> **Excerpted passage**:
# # # # # # #
I've got a Panasonic Micro 4/3 camera for this very reason. As an amateur wanting better quality photos than an iPhone I find it has much of the quality of a DSLR in a fraction of the size and cost and gives you that arty blurry background depth of field effect.
I find that the biggest factor in getting great pictures is my bounce-able external flash on my 7D (and 300D before it) - and the only reason I haven't stepped down to a micro 4/3 already.
Lighting changes everything. Even turning off the flash and living with noise and blur often results in a better picture.
After that, the biggest noticeable difference is (perhaps overly used) DoF and lovely bokeh to make subjects pop. That's something that really elevates some snapshots to being great photos.
I found I never carried my SLR, and yet I wanted a lightweight camera that I wouldn't mind carrying everywhere. Something which let so much light into the sensor that it would work in low light conditions.
Sound advice but maybe a bit too discouraging. It is true a lot of people seem to think it is all about the body not the glass, a classic mistake, but to say avoid the kit lens at all costs is perhaps a bit too far. I have a 350D, pretty old-fashioned for digital but works fine for someone like me who is not a pro. The kit lens it came with is garbage, however I did use it solely for about a year as I couldn't justify buying a lens and I still got some great shots. I recently bought a 50mm 1.8, very cheap, and now I only use the kit lens for wide shots (until I can afford a wide prime). I love the 50mm 1.8, it's a massive upgrade, but it is also very cropped (on an APS-C sensor) and the bokeh is noticeably harsh, but being worlds apart in terms of sharpness and speed over the kit lens is a great advantage. Using the kit lens does often produce soft images with blurred distorted edges full of chromatic aberration, enough to make me cry sometimes when I seeing a decent composition has been tainted by the low quality glass. But it is not the end of the world, the composition was still OK, the idea was still good, it was still interesting (to me at least). As soon as I can justify buying a decent wide lens I will, but I would never discourage someone from just going out and taking pictures if they only had the kit lens.
# # # # # # #
> **Annotated element listings**:

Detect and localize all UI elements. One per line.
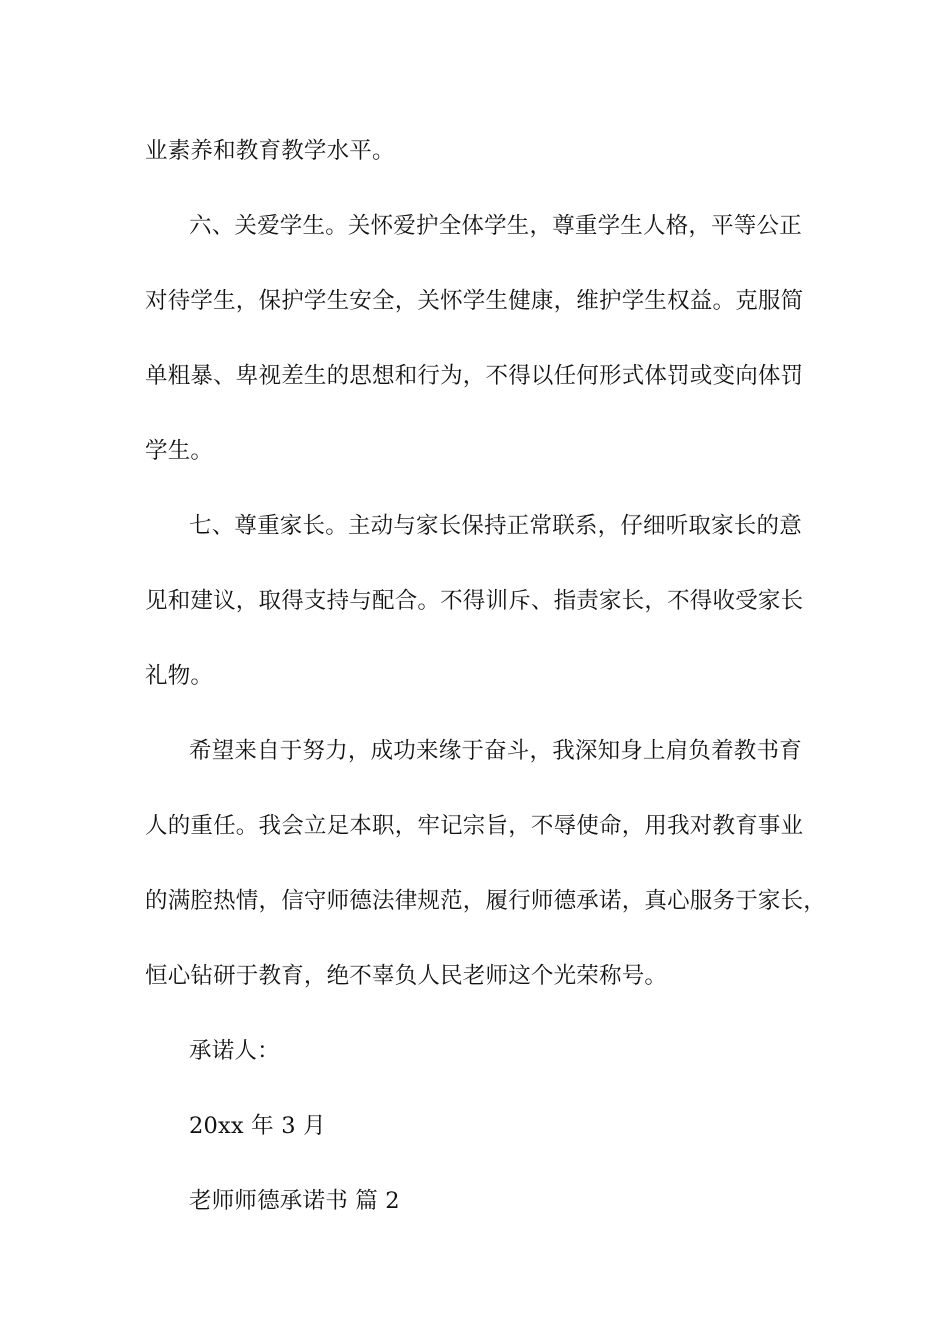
text-line: 对待学生，保护学生安全，关怀学生健康，维护学生权益。克服简	[145, 288, 804, 314]
text-line: 礼物。	[145, 663, 214, 689]
text-line: 的满腔热情，信守师德法律规范，履行师德承诺，真心服务于家长，	[145, 888, 827, 914]
text-line: 人的重任。我会立足本职，牢记宗旨，不辱使命，用我对教育事业	[145, 813, 804, 839]
text-line: 学生。	[145, 438, 214, 464]
text-line: 单粗暴、卑视差生的思想和行为，不得以任何形式体罚或变向体罚	[145, 363, 804, 389]
paragraph-seven-line: 七、尊重家长。主动与家长保持正常联系，仔细听取家长的意	[189, 513, 802, 539]
date-line: 20xx 年 3 月	[189, 1113, 326, 1139]
text-line: 恒心钻研于教育，绝不辜负人民老师这个光荣称号。	[145, 963, 668, 989]
section-heading: 老师师德承诺书 篇 2	[189, 1188, 400, 1214]
text-line: 见和建议，取得支持与配合。不得训斥、指责家长，不得收受家长	[145, 588, 804, 614]
paragraph-six-line: 六、关爱学生。关怀爱护全体学生，尊重学生人格，平等公正	[189, 213, 802, 239]
closing-paragraph-line: 希望来自于努力，成功来缘于奋斗，我深知身上肩负着教书育	[189, 738, 802, 764]
signer-label: 承诺人：	[189, 1038, 280, 1064]
text-line: 业素养和教育教学水平。	[145, 138, 395, 164]
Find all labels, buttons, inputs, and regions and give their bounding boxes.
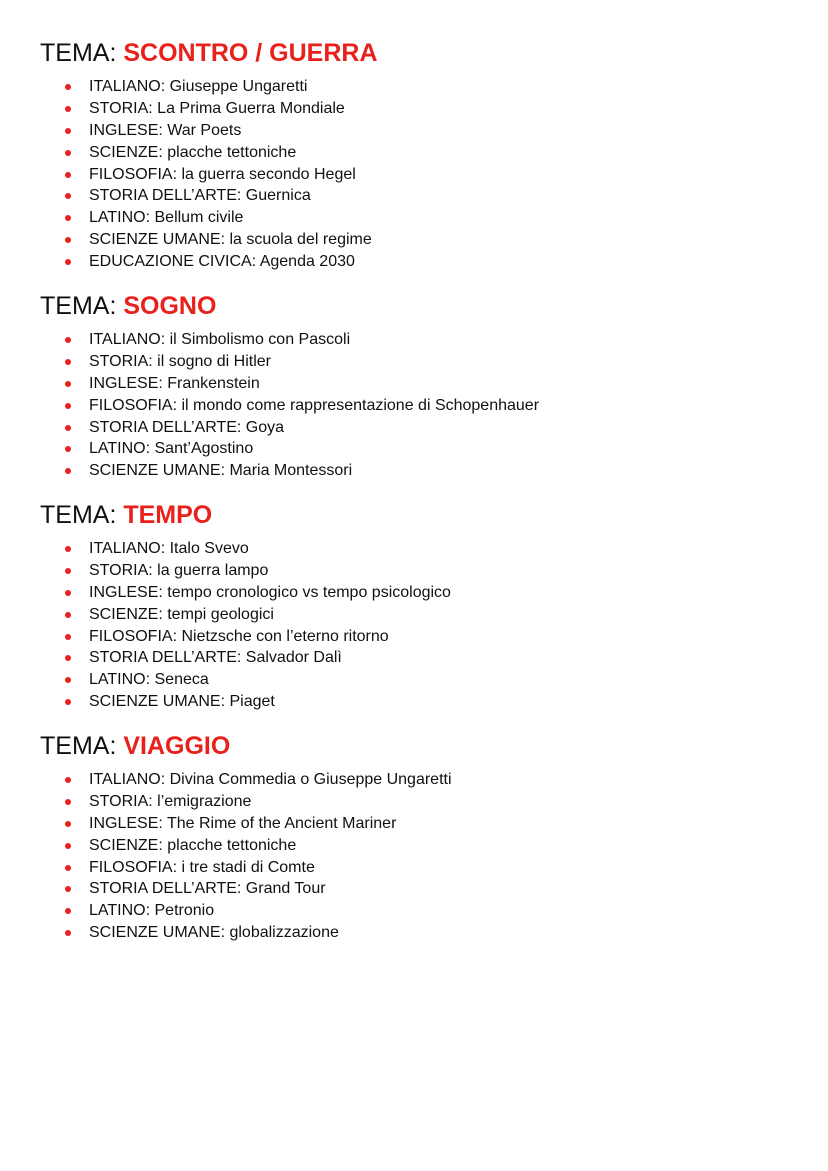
# # # # # # #
> **Required task 1**:
In the entries, swap "text-line" for "text-row" in the lines from the line with "288, 804, 314]" to the line with "363, 804, 389]". Keep everything else the same, and give only those lines.
> **Required task 2**:
Continue the discussion of cameras, flash, and lenses past its final sentence.

> **Exercise answer 1**:
text-row: 对待学生，保护学生安全，关怀学生健康，维护学生权益。克服简	[145, 288, 804, 314]
text-row: 礼物。	[145, 663, 214, 689]
text-row: 的满腔热情，信守师德法律规范，履行师德承诺，真心服务于家长，	[145, 888, 827, 914]
text-row: 人的重任。我会立足本职，牢记宗旨，不辱使命，用我对教育事业	[145, 813, 804, 839]
text-row: 学生。	[145, 438, 214, 464]
text-row: 单粗暴、卑视差生的思想和行为，不得以任何形式体罚或变向体罚	[145, 363, 804, 389]

> **Exercise answer 2**:
I totally agree and the nifty-fifty's pricing is unbeatable. However, I find the DoF to be way too shallow for all but portraits, unless I tweak/fix the aperture settings (and fix them so they don't change).
If I'm going to be doing f/2.8 or f/4 anyway, I'm happier with the pancake lens - esp. with my APS-C cropped factor, and effective 64mm is much more manageable than a 80mm. And it's just that bit lighter.
I'm a big believer in the foot-based zoom approach, and really prefer primes to zooms.
I am someone who takes pictures who is a friend to someone who takes photos. There is a fair amount of distinction between those two sections of the spectrum.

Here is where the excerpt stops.